**What the exercise asks**
Reproduce every record below exactly as written, leaving out any pictures.

**Input rows**
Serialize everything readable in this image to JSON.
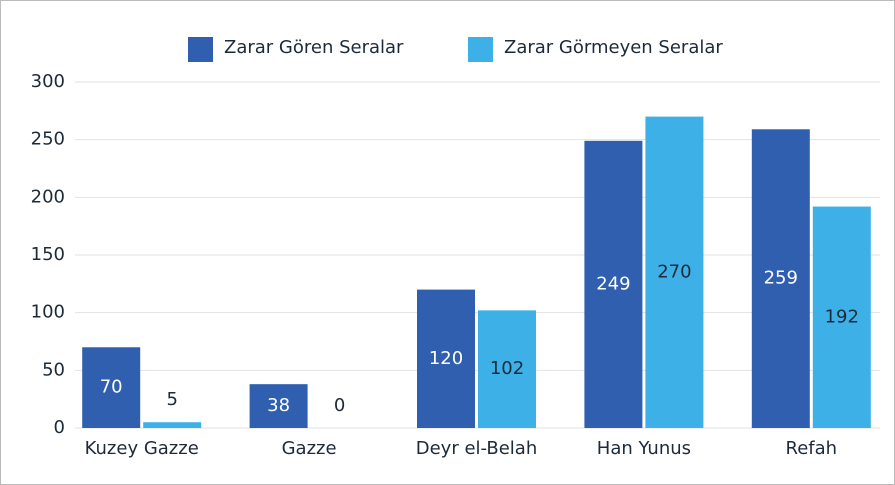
{
  "chart_data": {
    "type": "bar",
    "categories": [
      "Kuzey Gazze",
      "Gazze",
      "Deyr el-Belah",
      "Han Yunus",
      "Refah"
    ],
    "series": [
      {
        "name": "Zarar Gören Seralar",
        "color": "#2f5fae",
        "values": [
          70,
          38,
          120,
          249,
          259
        ]
      },
      {
        "name": "Zarar Görmeyen Seralar",
        "color": "#3db0e8",
        "values": [
          5,
          0,
          102,
          270,
          192
        ]
      }
    ],
    "ylim": [
      0,
      300
    ],
    "yticks": [
      0,
      50,
      100,
      150,
      200,
      250,
      300
    ],
    "grid": true,
    "legend": "top"
  }
}
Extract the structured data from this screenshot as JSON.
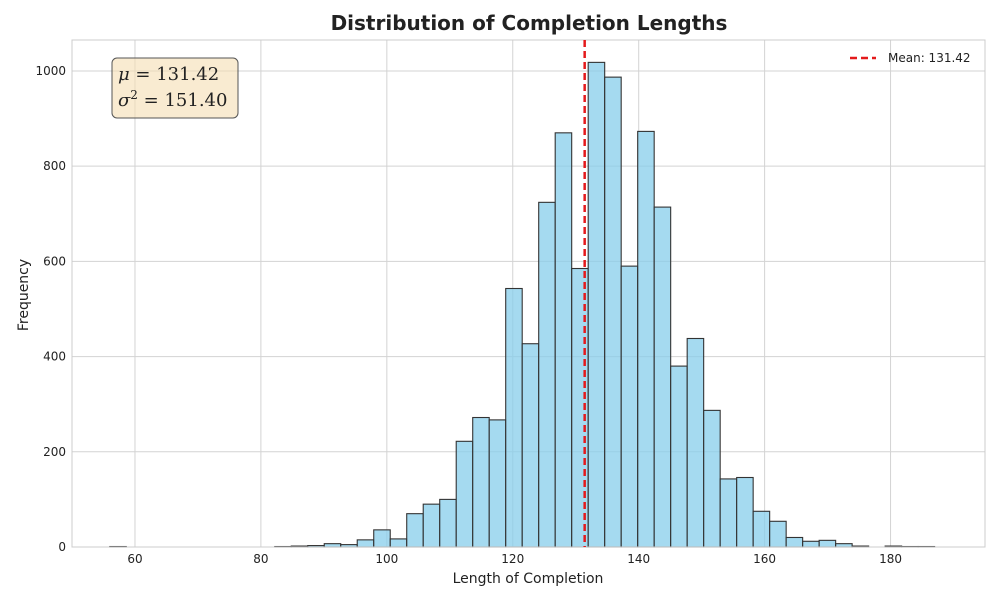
{
  "chart_data": {
    "type": "bar",
    "title": "Distribution of Completion Lengths",
    "xlabel": "Length of Completion",
    "ylabel": "Frequency",
    "xlim": [
      50,
      195
    ],
    "ylim": [
      0,
      1065
    ],
    "xticks": [
      60,
      80,
      100,
      120,
      140,
      160,
      180
    ],
    "yticks": [
      0,
      200,
      400,
      600,
      800,
      1000
    ],
    "grid": true,
    "bin_width": 2.62,
    "bin_edges_start": 56.0,
    "values": [
      1,
      0,
      0,
      0,
      0,
      0,
      0,
      0,
      0,
      0,
      1,
      2,
      3,
      7,
      5,
      15,
      36,
      17,
      70,
      90,
      100,
      222,
      272,
      267,
      543,
      427,
      724,
      870,
      585,
      1018,
      987,
      590,
      873,
      714,
      380,
      438,
      287,
      143,
      146,
      75,
      54,
      20,
      12,
      14,
      7,
      2,
      0,
      2,
      1,
      1
    ],
    "bar_color": "#87CEEB",
    "edge_color": "#333333",
    "mean_line": {
      "value": 131.42,
      "color": "#e41a1c",
      "legend_label": "Mean: 131.42"
    },
    "legend_position": "top-right",
    "stats_box": {
      "mu_symbol": "μ",
      "mu_value": " = 131.42",
      "sigma_symbol": "σ",
      "sigma_exp": "2",
      "sigma_value": " = 151.40",
      "position": "top-left",
      "bg": "#f5deb3"
    }
  }
}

**Answer for the task**
Serialize everything readable in this image to JSON.
{
  "chart_data": {
    "type": "bar",
    "categories": [
      "Kuzey Gazze",
      "Gazze",
      "Deyr el-Belah",
      "Han Yunus",
      "Refah"
    ],
    "series": [
      {
        "name": "Zarar Gören Seralar",
        "color": "#2f5fae",
        "values": [
          70,
          38,
          120,
          249,
          259
        ]
      },
      {
        "name": "Zarar Görmeyen Seralar",
        "color": "#3db0e8",
        "values": [
          5,
          0,
          102,
          270,
          192
        ]
      }
    ],
    "ylim": [
      0,
      300
    ],
    "yticks": [
      0,
      50,
      100,
      150,
      200,
      250,
      300
    ],
    "grid": true,
    "legend": "top"
  }
}
Extract the structured data from this screenshot as JSON.
{
  "chart_data": {
    "type": "bar",
    "title": "Distribution of Completion Lengths",
    "xlabel": "Length of Completion",
    "ylabel": "Frequency",
    "xlim": [
      50,
      195
    ],
    "ylim": [
      0,
      1065
    ],
    "xticks": [
      60,
      80,
      100,
      120,
      140,
      160,
      180
    ],
    "yticks": [
      0,
      200,
      400,
      600,
      800,
      1000
    ],
    "grid": true,
    "bin_width": 2.62,
    "bin_edges_start": 56.0,
    "values": [
      1,
      0,
      0,
      0,
      0,
      0,
      0,
      0,
      0,
      0,
      1,
      2,
      3,
      7,
      5,
      15,
      36,
      17,
      70,
      90,
      100,
      222,
      272,
      267,
      543,
      427,
      724,
      870,
      585,
      1018,
      987,
      590,
      873,
      714,
      380,
      438,
      287,
      143,
      146,
      75,
      54,
      20,
      12,
      14,
      7,
      2,
      0,
      2,
      1,
      1
    ],
    "bar_color": "#87CEEB",
    "edge_color": "#333333",
    "mean_line": {
      "value": 131.42,
      "color": "#e41a1c",
      "legend_label": "Mean: 131.42"
    },
    "legend_position": "top-right",
    "stats_box": {
      "mu_symbol": "μ",
      "mu_value": " = 131.42",
      "sigma_symbol": "σ",
      "sigma_exp": "2",
      "sigma_value": " = 151.40",
      "position": "top-left",
      "bg": "#f5deb3"
    }
  }
}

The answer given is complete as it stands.